__Goal of the exercise__. From the listing below, return each line that includes "this".

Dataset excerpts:
# # # # # # #

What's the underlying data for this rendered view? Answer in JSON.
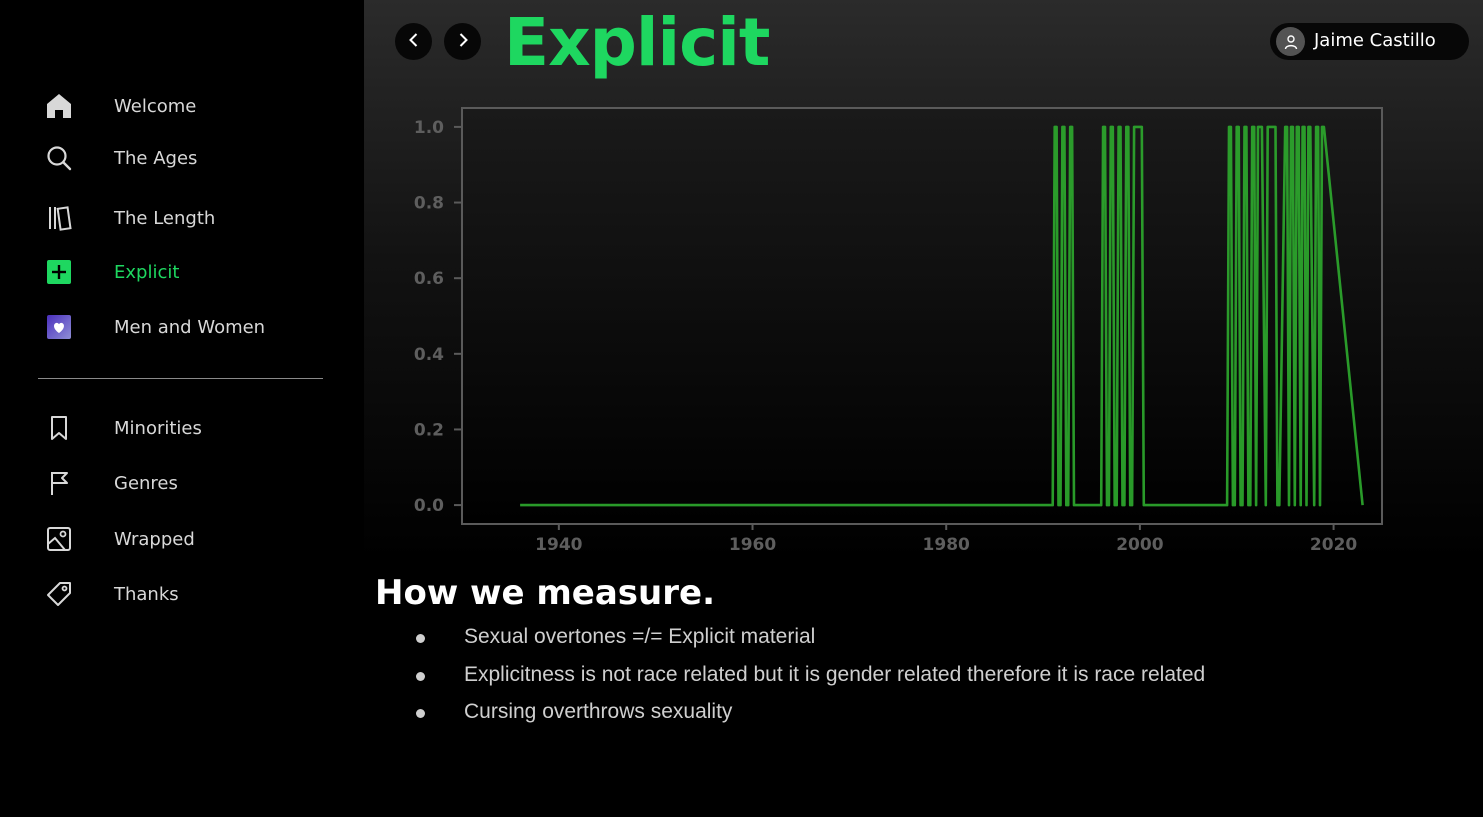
{
  "sidebar": {
    "items": [
      {
        "label": "Welcome",
        "icon": "home-icon"
      },
      {
        "label": "The Ages",
        "icon": "search-icon"
      },
      {
        "label": "The Length",
        "icon": "library-icon"
      },
      {
        "label": "Explicit",
        "icon": "plus-square-icon",
        "active": true
      },
      {
        "label": "Men and Women",
        "icon": "heart-square-icon"
      },
      {
        "label": "Minorities",
        "icon": "bookmark-icon"
      },
      {
        "label": "Genres",
        "icon": "flag-icon"
      },
      {
        "label": "Wrapped",
        "icon": "image-icon"
      },
      {
        "label": "Thanks",
        "icon": "tag-icon"
      }
    ]
  },
  "header": {
    "title": "Explicit",
    "user_name": "Jaime Castillo"
  },
  "colors": {
    "accent": "#1ed760",
    "line": "#2eab2e",
    "liked_songs_purple": "#5b4bc4"
  },
  "chart_data": {
    "type": "line",
    "title": "",
    "xlabel": "",
    "ylabel": "",
    "xlim": [
      1930,
      2025
    ],
    "ylim": [
      -0.05,
      1.05
    ],
    "xticks": [
      "1940",
      "1960",
      "1980",
      "2000",
      "2020"
    ],
    "yticks": [
      "0.0",
      "0.2",
      "0.4",
      "0.6",
      "0.8",
      "1.0"
    ],
    "grid": false,
    "series": [
      {
        "values_x": [
          1936,
          1991,
          1991.2,
          1991.4,
          1991.6,
          1991.8,
          1992.0,
          1992.2,
          1992.4,
          1992.6,
          1992.8,
          1993.0,
          1993.2,
          1993.4,
          1993.6,
          1996,
          1996.2,
          1996.4,
          1996.6,
          1996.8,
          1997.0,
          1997.2,
          1997.4,
          1997.6,
          1997.8,
          1998.0,
          1998.2,
          1998.4,
          1998.6,
          1998.8,
          1999.0,
          1999.2,
          1999.4,
          2000.2,
          2000.4,
          2009,
          2009.2,
          2009.4,
          2009.6,
          2009.8,
          2010.0,
          2010.2,
          2010.4,
          2010.6,
          2010.8,
          2011.0,
          2011.2,
          2011.4,
          2011.6,
          2011.8,
          2012.0,
          2012.2,
          2012.4,
          2012.6,
          2013.0,
          2013.2,
          2013.4,
          2013.6,
          2014.0,
          2014.2,
          2014.4,
          2015.0,
          2015.2,
          2015.4,
          2015.6,
          2015.8,
          2016.0,
          2016.2,
          2016.4,
          2016.6,
          2016.8,
          2017.0,
          2017.2,
          2017.4,
          2017.6,
          2018.0,
          2018.2,
          2018.4,
          2018.6,
          2018.8,
          2019.0,
          2023
        ],
        "values_y": [
          0,
          0,
          1,
          1,
          0,
          0,
          1,
          1,
          0,
          0,
          1,
          1,
          0,
          0,
          0,
          0,
          1,
          1,
          0,
          0,
          1,
          1,
          0,
          0,
          1,
          1,
          0,
          0,
          1,
          1,
          0,
          0,
          1,
          1,
          0,
          0,
          1,
          1,
          0,
          0,
          1,
          1,
          0,
          0,
          1,
          1,
          0,
          0,
          1,
          1,
          0,
          1,
          1,
          1,
          0,
          1,
          1,
          1,
          1,
          0,
          0,
          1,
          1,
          0,
          1,
          1,
          0,
          1,
          1,
          0,
          1,
          1,
          0,
          1,
          1,
          0,
          1,
          1,
          0,
          1,
          1,
          0
        ]
      }
    ]
  },
  "content": {
    "heading": "How we measure.",
    "bullets": [
      "Sexual overtones =/= Explicit material",
      "Explicitness is not race related but it is gender related therefore it is race related",
      "Cursing overthrows sexuality"
    ]
  }
}
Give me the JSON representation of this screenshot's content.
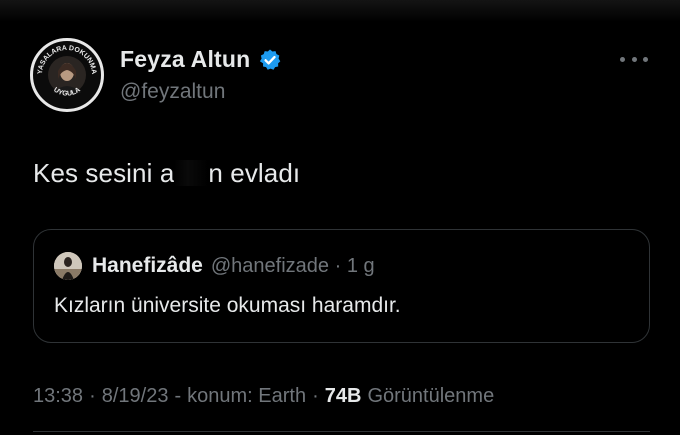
{
  "author": {
    "name": "Feyza Altun",
    "handle": "@feyzaltun",
    "avatar_text_top": "YASALARA DOKUNMA",
    "avatar_text_bottom": "UYGULA"
  },
  "tweet": {
    "text_before": "Kes sesini a",
    "text_after": "n evladı"
  },
  "quoted": {
    "name": "Hanefizâde",
    "handle_time": "@hanefizade · 1 g",
    "text": "Kızların üniversite okuması haramdır."
  },
  "meta": {
    "time": "13:38",
    "date": "8/19/23",
    "location": "konum: Earth",
    "views_count": "74B",
    "views_label": "Görüntülenme"
  },
  "colors": {
    "background": "#000000",
    "text": "#e7e9ea",
    "muted": "#71767b",
    "verified": "#1d9bf0",
    "border": "#2f3336"
  }
}
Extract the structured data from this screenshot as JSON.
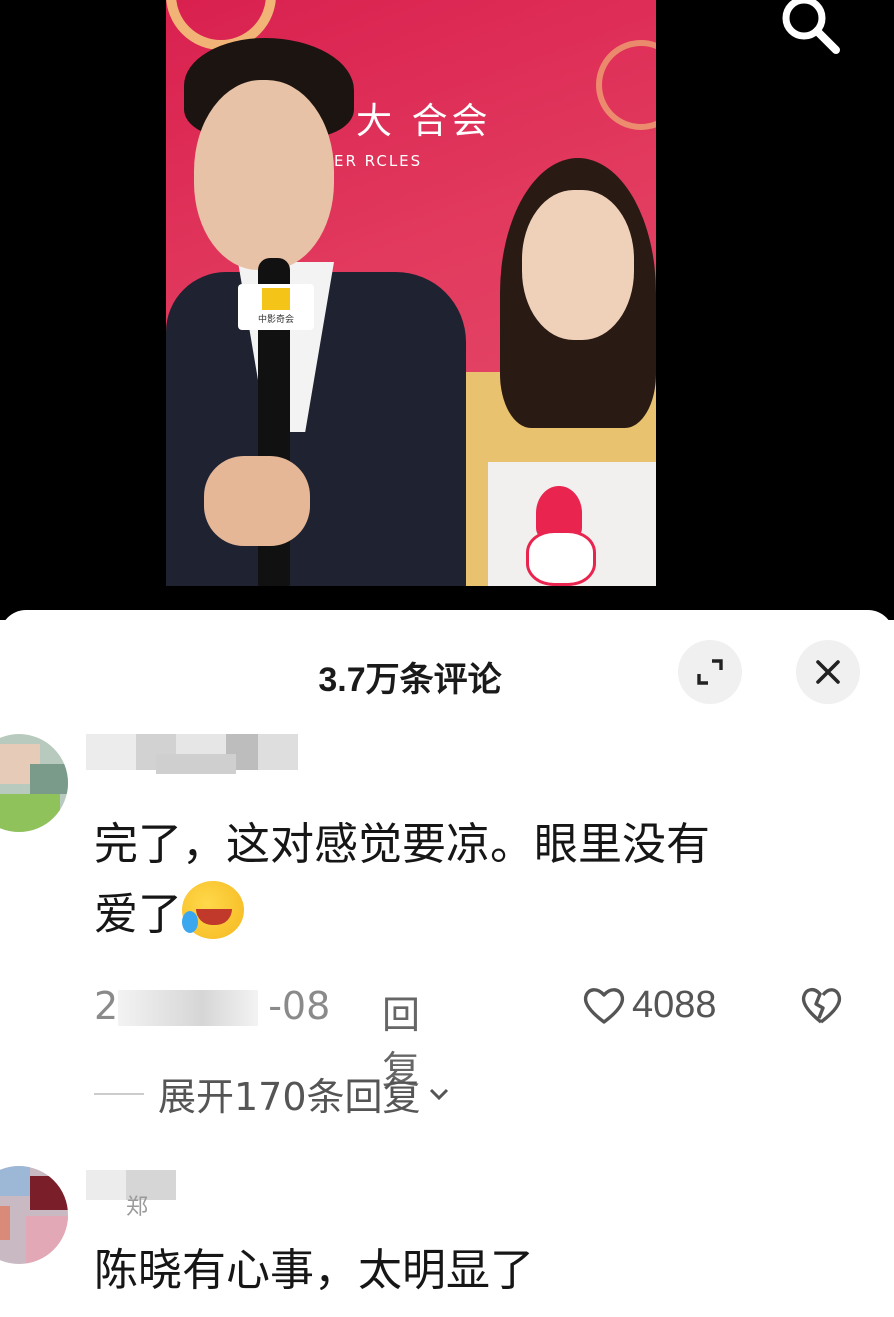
{
  "video": {
    "backdrop_text": "大  合会",
    "backdrop_sub": "ER       RCLES",
    "mic_flag": "中影奇会"
  },
  "comments_sheet": {
    "title": "3.7万条评论",
    "comments": [
      {
        "text_line1": "完了，这对感觉要凉。眼里没有",
        "text_line2": "爱了",
        "emoji": "rofl-emoji",
        "date_prefix": "2",
        "date_suffix": "-08",
        "reply_label": "回复",
        "likes": "4088",
        "expand_label": "展开170条回复"
      },
      {
        "username_fragment": "郑",
        "text_line1": "陈晓有心事，太明显了"
      }
    ]
  },
  "colors": {
    "backdrop_red": "#d9204f",
    "gold": "#f3c47a",
    "sheet_bg": "#ffffff",
    "text_primary": "#161616",
    "text_secondary": "#8a8a8a"
  }
}
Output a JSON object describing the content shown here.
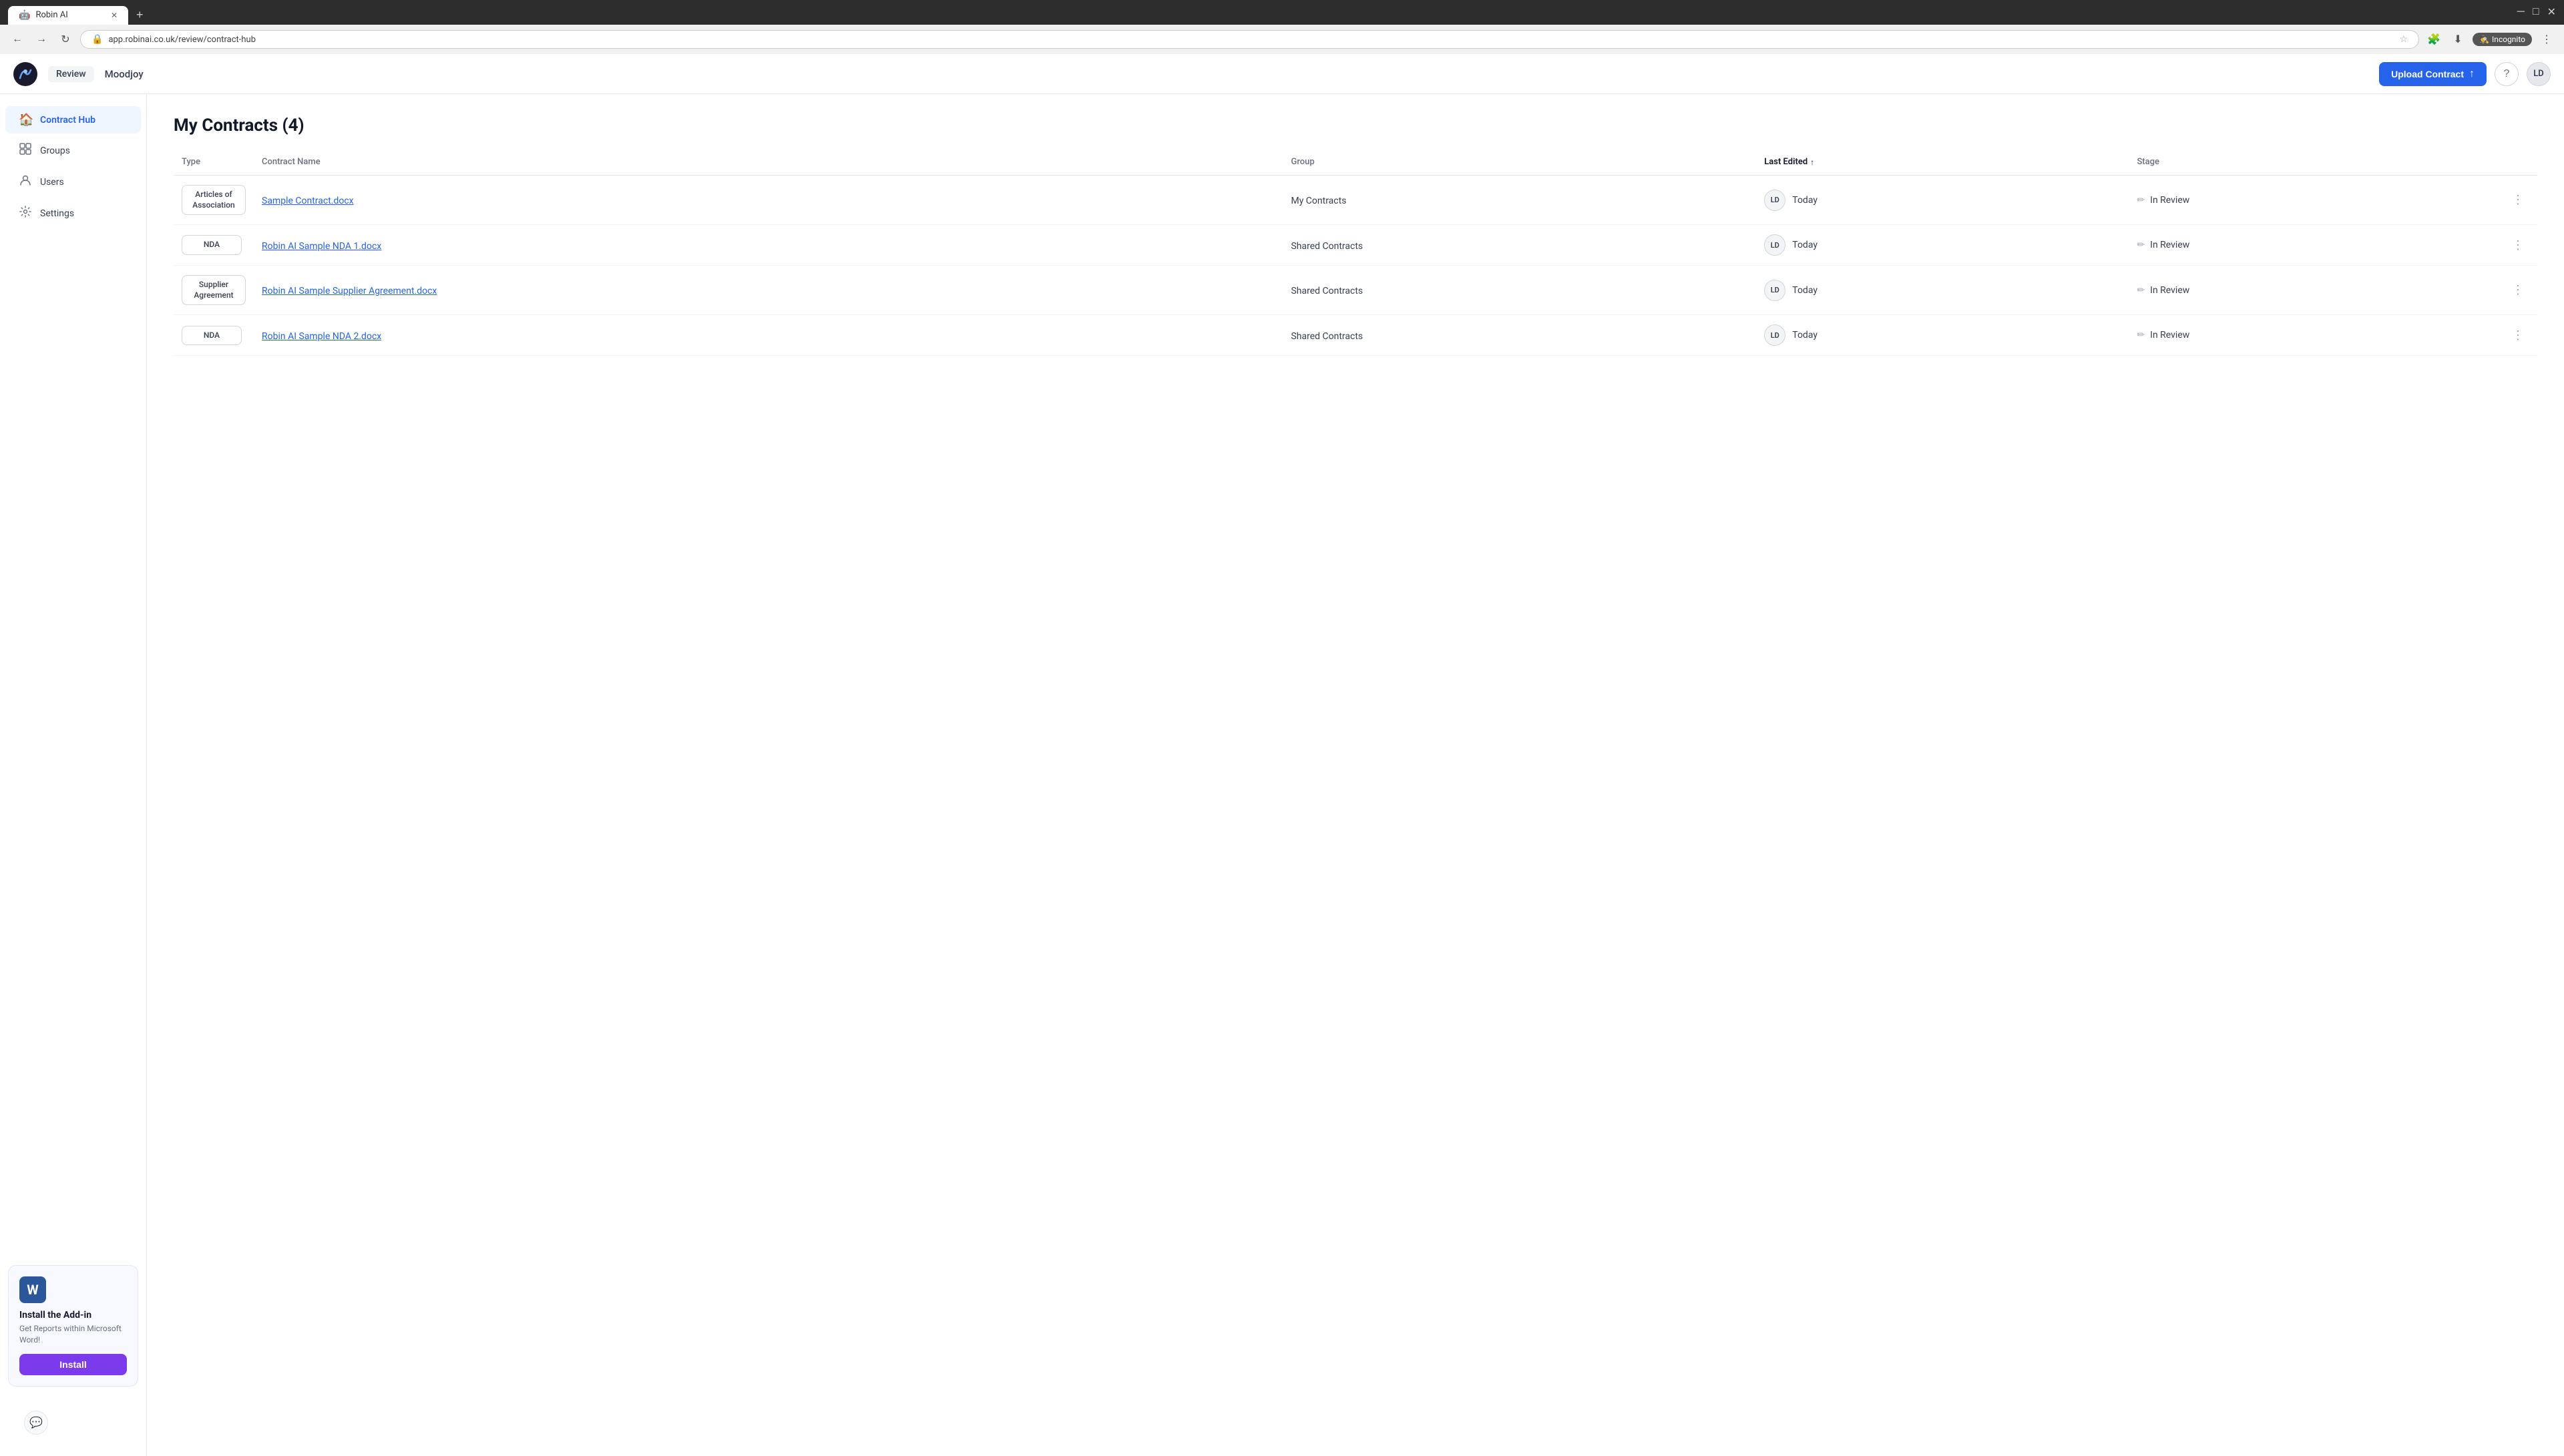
{
  "browser": {
    "tab_label": "Robin AI",
    "tab_icon": "🤖",
    "new_tab_symbol": "+",
    "address": "app.robinai.co.uk/review/contract-hub",
    "incognito_label": "Incognito"
  },
  "header": {
    "review_label": "Review",
    "company_name": "Moodjoy",
    "upload_btn_label": "Upload Contract",
    "help_icon": "?",
    "user_initials": "LD"
  },
  "sidebar": {
    "items": [
      {
        "label": "Contract Hub",
        "icon": "🏠",
        "active": true
      },
      {
        "label": "Groups",
        "icon": "⊞"
      },
      {
        "label": "Users",
        "icon": "👤"
      },
      {
        "label": "Settings",
        "icon": "⚙"
      }
    ],
    "addin": {
      "title": "Install the Add-in",
      "description": "Get Reports within Microsoft Word!",
      "install_label": "Install"
    },
    "feedback_icon": "💬"
  },
  "main": {
    "page_title": "My Contracts (4)",
    "table": {
      "columns": [
        "Type",
        "Contract Name",
        "Group",
        "Last Edited",
        "Stage"
      ],
      "rows": [
        {
          "type": "Articles of Association",
          "contract_name": "Sample Contract.docx",
          "group": "My Contracts",
          "avatar": "LD",
          "last_edited": "Today",
          "stage": "In Review"
        },
        {
          "type": "NDA",
          "contract_name": "Robin AI Sample NDA 1.docx",
          "group": "Shared Contracts",
          "avatar": "LD",
          "last_edited": "Today",
          "stage": "In Review"
        },
        {
          "type": "Supplier Agreement",
          "contract_name": "Robin AI Sample Supplier Agreement.docx",
          "group": "Shared Contracts",
          "avatar": "LD",
          "last_edited": "Today",
          "stage": "In Review"
        },
        {
          "type": "NDA",
          "contract_name": "Robin AI Sample NDA 2.docx",
          "group": "Shared Contracts",
          "avatar": "LD",
          "last_edited": "Today",
          "stage": "In Review"
        }
      ]
    }
  },
  "colors": {
    "accent": "#2563eb",
    "upload_btn": "#2563eb",
    "install_btn": "#7c3aed",
    "link": "#2563eb"
  }
}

# # # # # # #

__Finished exercise__.
What's the underlying data for this rendered view? Answer in JSON.
Give me the JSON representation of this screenshot's content.
Extract the structured data from this screenshot as JSON.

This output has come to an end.